***** Records for this task

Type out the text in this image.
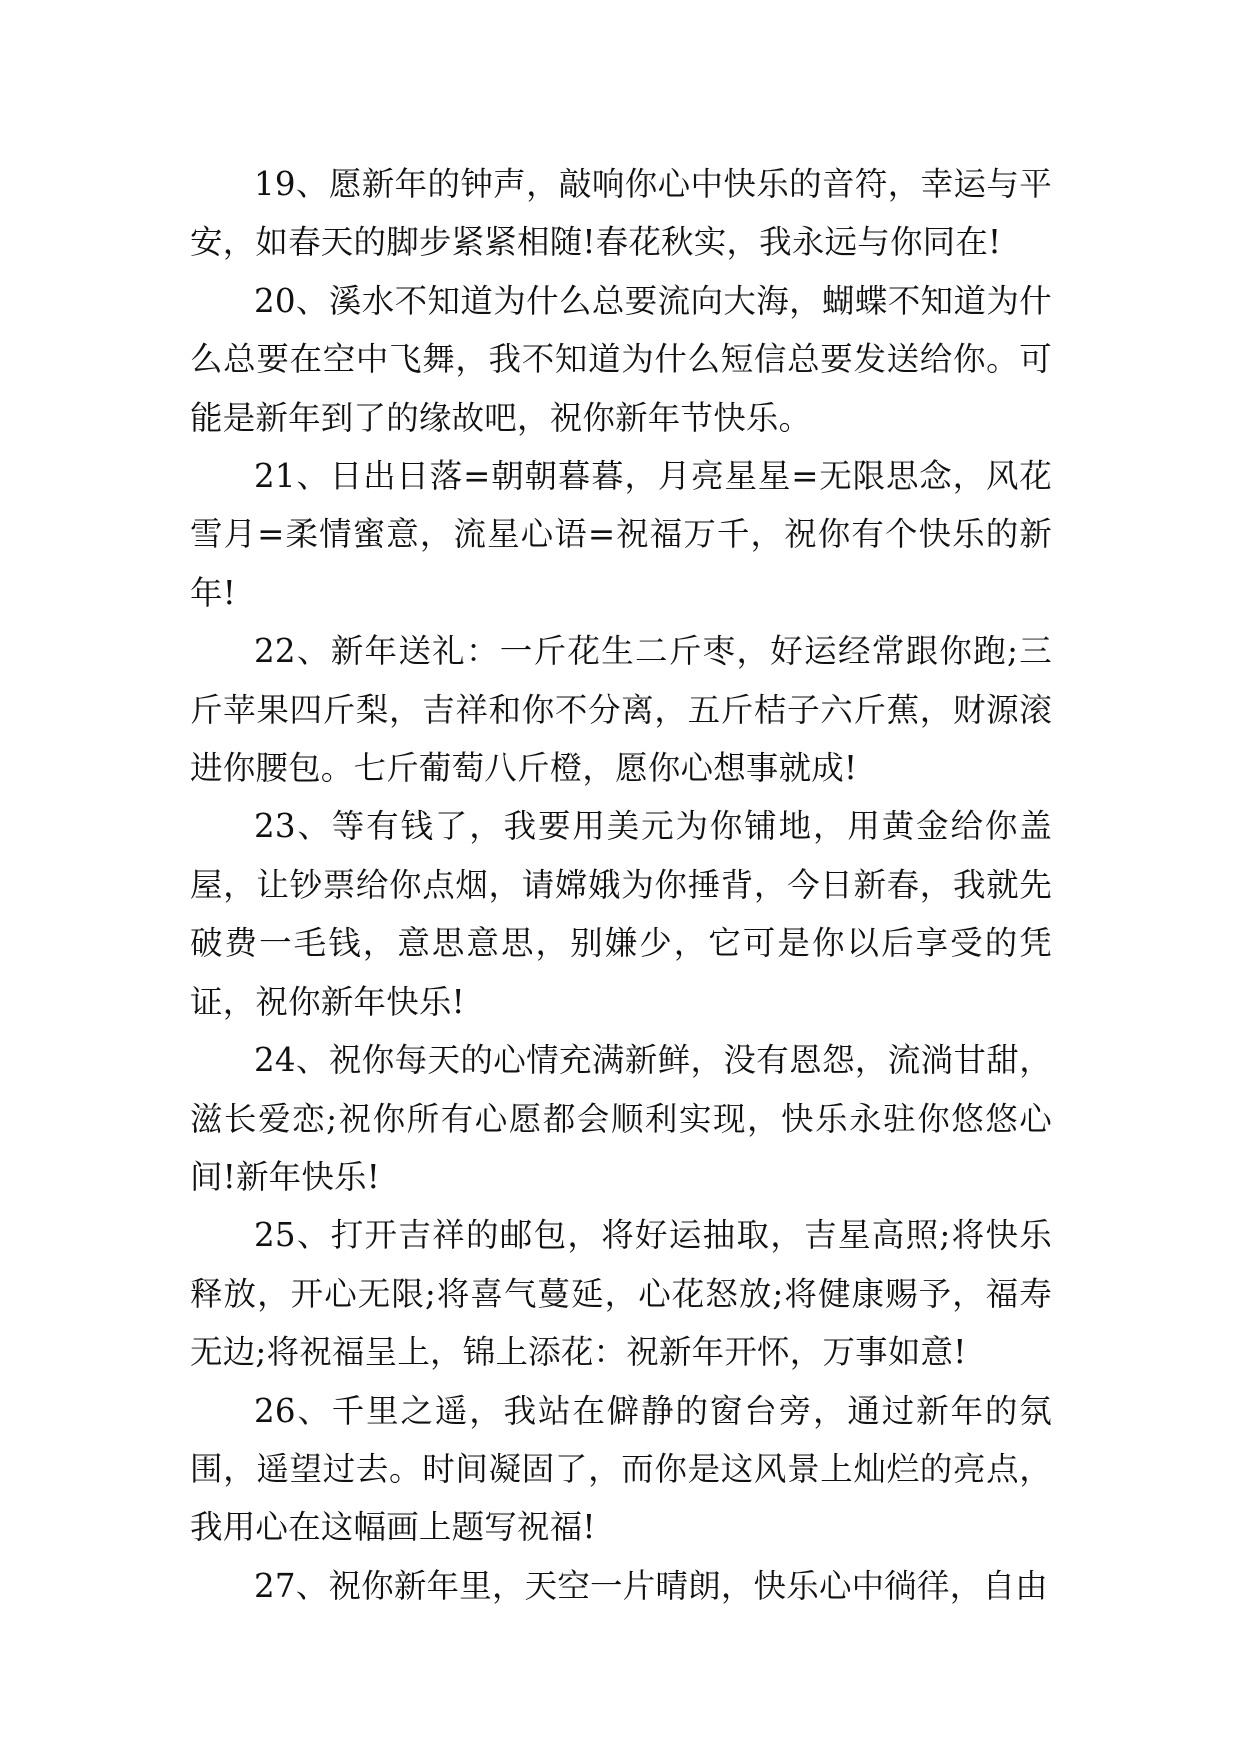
19、愿新年的钟声，敲响你心中快乐的音符，幸运与平安，如春天的脚步紧紧相随!春花秋实，我永远与你同在!

20、溪水不知道为什么总要流向大海，蝴蝶不知道为什么总要在空中飞舞，我不知道为什么短信总要发送给你。可能是新年到了的缘故吧，祝你新年节快乐。

21、日出日落=朝朝暮暮，月亮星星=无限思念，风花雪月=柔情蜜意，流星心语=祝福万千，祝你有个快乐的新年!

22、新年送礼：一斤花生二斤枣，好运经常跟你跑;三斤苹果四斤梨，吉祥和你不分离，五斤桔子六斤蕉，财源滚进你腰包。七斤葡萄八斤橙，愿你心想事就成!

23、等有钱了，我要用美元为你铺地，用黄金给你盖屋，让钞票给你点烟，请嫦娥为你捶背，今日新春，我就先破费一毛钱，意思意思，别嫌少，它可是你以后享受的凭证，祝你新年快乐!

24、祝你每天的心情充满新鲜，没有恩怨，流淌甘甜，滋长爱恋;祝你所有心愿都会顺利实现，快乐永驻你悠悠心间!新年快乐!

25、打开吉祥的邮包，将好运抽取，吉星高照;将快乐释放，开心无限;将喜气蔓延，心花怒放;将健康赐予，福寿无边;将祝福呈上，锦上添花：祝新年开怀，万事如意!

26、千里之遥，我站在僻静的窗台旁，通过新年的氛围，遥望过去。时间凝固了，而你是这风景上灿烂的亮点，我用心在这幅画上题写祝福!

27、祝你新年里，天空一片晴朗，快乐心中徜徉，自由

**********

**Task goal**
Every entry must be transcribed exactly. Pictures do not belong in the copy.

**Task output**
Type out the text in this image.
19、愿新年的钟声，敲响你心中快乐的音符，幸运与平安，如春天的脚步紧紧相随!春花秋实，我永远与你同在!

20、溪水不知道为什么总要流向大海，蝴蝶不知道为什么总要在空中飞舞，我不知道为什么短信总要发送给你。可能是新年到了的缘故吧，祝你新年节快乐。

21、日出日落=朝朝暮暮，月亮星星=无限思念，风花雪月=柔情蜜意，流星心语=祝福万千，祝你有个快乐的新年!

22、新年送礼：一斤花生二斤枣，好运经常跟你跑;三斤苹果四斤梨，吉祥和你不分离，五斤桔子六斤蕉，财源滚进你腰包。七斤葡萄八斤橙，愿你心想事就成!

23、等有钱了，我要用美元为你铺地，用黄金给你盖屋，让钞票给你点烟，请嫦娥为你捶背，今日新春，我就先破费一毛钱，意思意思，别嫌少，它可是你以后享受的凭证，祝你新年快乐!

24、祝你每天的心情充满新鲜，没有恩怨，流淌甘甜，滋长爱恋;祝你所有心愿都会顺利实现，快乐永驻你悠悠心间!新年快乐!

25、打开吉祥的邮包，将好运抽取，吉星高照;将快乐释放，开心无限;将喜气蔓延，心花怒放;将健康赐予，福寿无边;将祝福呈上，锦上添花：祝新年开怀，万事如意!

26、千里之遥，我站在僻静的窗台旁，通过新年的氛围，遥望过去。时间凝固了，而你是这风景上灿烂的亮点，我用心在这幅画上题写祝福!

27、祝你新年里，天空一片晴朗，快乐心中徜徉，自由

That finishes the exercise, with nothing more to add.